** Start of Recorded data **

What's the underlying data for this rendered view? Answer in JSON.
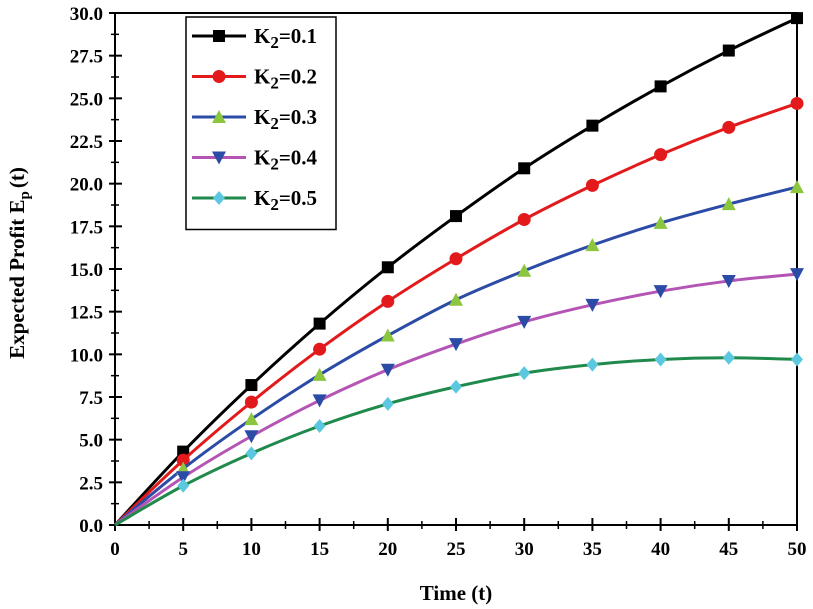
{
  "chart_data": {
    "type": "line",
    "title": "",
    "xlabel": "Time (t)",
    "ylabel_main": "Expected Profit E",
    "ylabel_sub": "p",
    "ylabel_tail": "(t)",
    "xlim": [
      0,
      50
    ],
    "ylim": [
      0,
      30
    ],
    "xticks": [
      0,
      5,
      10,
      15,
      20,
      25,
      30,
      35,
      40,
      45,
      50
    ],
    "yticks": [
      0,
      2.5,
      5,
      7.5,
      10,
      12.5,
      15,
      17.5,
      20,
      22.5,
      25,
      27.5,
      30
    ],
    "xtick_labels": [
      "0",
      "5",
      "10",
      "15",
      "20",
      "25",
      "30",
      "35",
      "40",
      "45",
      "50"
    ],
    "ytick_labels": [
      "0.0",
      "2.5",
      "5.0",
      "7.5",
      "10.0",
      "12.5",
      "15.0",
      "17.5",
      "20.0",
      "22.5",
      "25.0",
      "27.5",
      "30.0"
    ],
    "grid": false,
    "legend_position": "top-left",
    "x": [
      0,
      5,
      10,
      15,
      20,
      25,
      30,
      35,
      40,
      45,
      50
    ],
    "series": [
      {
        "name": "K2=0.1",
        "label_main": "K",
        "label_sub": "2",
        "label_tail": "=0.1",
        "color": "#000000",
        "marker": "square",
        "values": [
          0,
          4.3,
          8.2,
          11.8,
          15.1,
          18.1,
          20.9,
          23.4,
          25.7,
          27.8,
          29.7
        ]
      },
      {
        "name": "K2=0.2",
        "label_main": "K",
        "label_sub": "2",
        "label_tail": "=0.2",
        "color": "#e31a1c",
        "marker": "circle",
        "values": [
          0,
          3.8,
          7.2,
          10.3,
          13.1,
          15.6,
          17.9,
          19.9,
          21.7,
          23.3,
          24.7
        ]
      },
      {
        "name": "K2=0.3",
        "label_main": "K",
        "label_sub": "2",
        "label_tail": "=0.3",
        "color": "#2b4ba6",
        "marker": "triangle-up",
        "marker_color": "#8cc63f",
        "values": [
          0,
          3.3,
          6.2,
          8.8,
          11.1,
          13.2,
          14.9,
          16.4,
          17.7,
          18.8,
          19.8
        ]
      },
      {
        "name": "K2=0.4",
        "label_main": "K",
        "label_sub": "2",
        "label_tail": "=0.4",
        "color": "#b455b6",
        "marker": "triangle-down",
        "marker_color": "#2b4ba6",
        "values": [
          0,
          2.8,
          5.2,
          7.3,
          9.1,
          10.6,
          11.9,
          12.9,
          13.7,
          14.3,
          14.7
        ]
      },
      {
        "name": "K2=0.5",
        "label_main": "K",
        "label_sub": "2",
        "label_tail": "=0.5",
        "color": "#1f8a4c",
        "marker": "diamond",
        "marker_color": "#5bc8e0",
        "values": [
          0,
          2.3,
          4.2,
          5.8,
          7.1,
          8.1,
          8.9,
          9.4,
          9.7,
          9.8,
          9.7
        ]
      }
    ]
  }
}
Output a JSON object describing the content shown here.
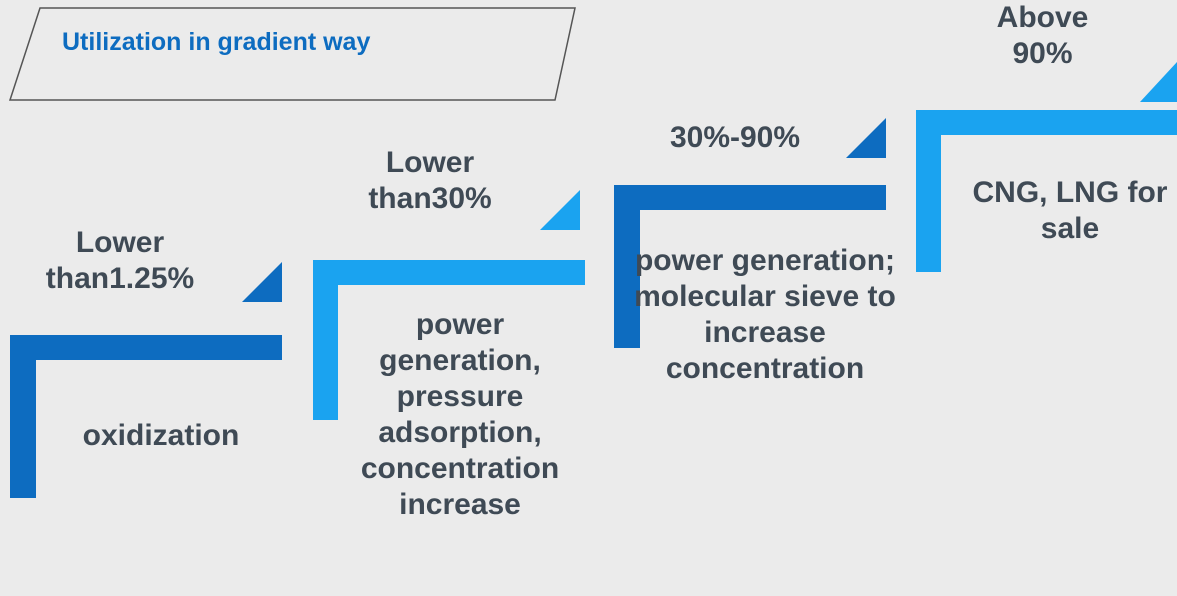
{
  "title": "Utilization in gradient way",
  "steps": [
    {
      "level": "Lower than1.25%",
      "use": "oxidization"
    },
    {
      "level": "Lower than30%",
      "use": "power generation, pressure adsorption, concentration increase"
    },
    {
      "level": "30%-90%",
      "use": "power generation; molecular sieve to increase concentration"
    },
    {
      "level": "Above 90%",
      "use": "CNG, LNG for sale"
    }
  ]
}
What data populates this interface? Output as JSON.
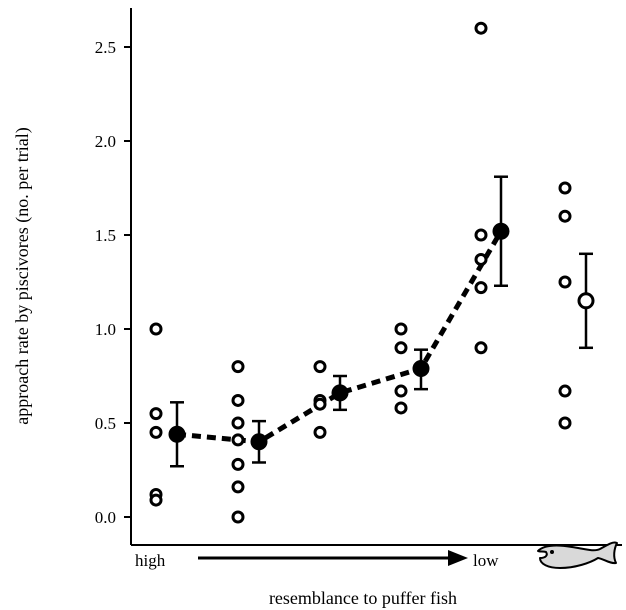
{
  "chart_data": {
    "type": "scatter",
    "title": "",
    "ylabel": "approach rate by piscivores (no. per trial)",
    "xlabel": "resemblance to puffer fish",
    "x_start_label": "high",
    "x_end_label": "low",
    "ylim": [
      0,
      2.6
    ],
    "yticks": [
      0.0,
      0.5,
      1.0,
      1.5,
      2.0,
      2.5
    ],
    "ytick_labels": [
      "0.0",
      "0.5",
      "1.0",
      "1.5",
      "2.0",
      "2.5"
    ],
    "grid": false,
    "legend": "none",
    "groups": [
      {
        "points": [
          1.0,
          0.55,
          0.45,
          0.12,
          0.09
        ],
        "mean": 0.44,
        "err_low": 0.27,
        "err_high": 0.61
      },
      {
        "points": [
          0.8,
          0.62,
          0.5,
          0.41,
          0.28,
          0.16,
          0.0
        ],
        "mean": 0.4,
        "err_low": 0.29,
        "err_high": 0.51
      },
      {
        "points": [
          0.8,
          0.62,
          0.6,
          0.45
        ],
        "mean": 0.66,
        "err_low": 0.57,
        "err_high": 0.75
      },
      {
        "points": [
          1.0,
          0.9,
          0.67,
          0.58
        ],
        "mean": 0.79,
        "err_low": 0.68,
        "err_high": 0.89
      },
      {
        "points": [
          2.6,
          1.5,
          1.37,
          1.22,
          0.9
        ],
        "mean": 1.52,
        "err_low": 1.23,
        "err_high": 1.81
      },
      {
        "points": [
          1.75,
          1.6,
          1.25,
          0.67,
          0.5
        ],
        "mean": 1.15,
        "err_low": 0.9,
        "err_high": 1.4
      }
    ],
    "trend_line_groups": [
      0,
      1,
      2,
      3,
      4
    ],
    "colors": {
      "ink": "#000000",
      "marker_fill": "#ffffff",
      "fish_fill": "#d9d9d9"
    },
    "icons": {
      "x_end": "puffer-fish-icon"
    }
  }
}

** End of Recorded data **
** Start of Recorded data **

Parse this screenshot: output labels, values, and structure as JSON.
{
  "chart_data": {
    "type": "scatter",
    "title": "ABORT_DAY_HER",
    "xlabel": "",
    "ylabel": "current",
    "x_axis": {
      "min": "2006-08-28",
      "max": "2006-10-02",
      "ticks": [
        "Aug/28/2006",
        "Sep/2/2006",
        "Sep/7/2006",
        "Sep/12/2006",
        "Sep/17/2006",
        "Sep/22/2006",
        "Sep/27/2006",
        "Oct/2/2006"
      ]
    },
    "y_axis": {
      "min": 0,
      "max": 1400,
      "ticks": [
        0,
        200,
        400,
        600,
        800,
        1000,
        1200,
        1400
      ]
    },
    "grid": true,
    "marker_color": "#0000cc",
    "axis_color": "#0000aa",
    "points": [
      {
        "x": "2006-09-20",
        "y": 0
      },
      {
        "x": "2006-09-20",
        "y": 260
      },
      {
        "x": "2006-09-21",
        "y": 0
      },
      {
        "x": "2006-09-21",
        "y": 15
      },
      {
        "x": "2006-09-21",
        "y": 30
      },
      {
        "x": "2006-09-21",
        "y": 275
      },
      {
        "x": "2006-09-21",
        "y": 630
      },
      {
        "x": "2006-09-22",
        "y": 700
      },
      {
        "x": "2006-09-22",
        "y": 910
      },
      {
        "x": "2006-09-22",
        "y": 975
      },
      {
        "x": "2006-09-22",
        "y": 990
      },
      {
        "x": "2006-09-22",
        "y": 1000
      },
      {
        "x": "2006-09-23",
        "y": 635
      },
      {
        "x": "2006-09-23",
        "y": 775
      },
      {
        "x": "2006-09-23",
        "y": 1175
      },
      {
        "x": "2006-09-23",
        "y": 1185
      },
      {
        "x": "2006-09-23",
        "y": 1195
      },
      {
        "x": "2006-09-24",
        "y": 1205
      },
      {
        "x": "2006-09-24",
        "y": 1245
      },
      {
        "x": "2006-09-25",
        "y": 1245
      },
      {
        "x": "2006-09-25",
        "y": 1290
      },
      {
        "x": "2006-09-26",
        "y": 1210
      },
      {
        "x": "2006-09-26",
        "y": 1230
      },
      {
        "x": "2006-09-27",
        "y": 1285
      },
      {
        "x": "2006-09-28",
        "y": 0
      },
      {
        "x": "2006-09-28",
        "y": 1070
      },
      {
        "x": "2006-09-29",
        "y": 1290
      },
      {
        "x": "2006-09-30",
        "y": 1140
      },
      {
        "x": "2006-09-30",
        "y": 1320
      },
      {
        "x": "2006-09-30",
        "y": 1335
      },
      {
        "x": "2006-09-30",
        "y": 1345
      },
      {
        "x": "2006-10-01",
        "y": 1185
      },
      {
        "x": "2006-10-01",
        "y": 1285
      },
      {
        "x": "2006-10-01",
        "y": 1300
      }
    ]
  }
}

** End of Recorded data **

◆ The problem ◆
Look over the records above and copy each line that includes the string "JSON".

◆ Result ◆
What's the underlying data for this rendered view? Answer in JSON.
Output a JSON object describing the content shown here.
What data populates this interface? Output as JSON.
Parse this screenshot: output labels, values, and structure as JSON.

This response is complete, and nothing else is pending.